Records from a data source
+ + + +

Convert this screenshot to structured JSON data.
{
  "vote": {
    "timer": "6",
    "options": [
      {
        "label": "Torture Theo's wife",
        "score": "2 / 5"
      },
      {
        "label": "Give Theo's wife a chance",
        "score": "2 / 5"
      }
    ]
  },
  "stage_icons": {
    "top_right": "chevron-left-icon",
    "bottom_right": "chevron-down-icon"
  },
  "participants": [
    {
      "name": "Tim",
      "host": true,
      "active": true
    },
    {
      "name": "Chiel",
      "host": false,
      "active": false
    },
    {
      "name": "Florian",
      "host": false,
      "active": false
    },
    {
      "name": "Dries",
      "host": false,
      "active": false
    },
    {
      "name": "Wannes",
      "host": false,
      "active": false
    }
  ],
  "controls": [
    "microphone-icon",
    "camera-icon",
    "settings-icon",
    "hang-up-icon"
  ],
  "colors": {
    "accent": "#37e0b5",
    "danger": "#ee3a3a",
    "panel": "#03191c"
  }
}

+ + + +

Set task: How many of these lines contain "Theo"? Write only the number.

Complete output: 2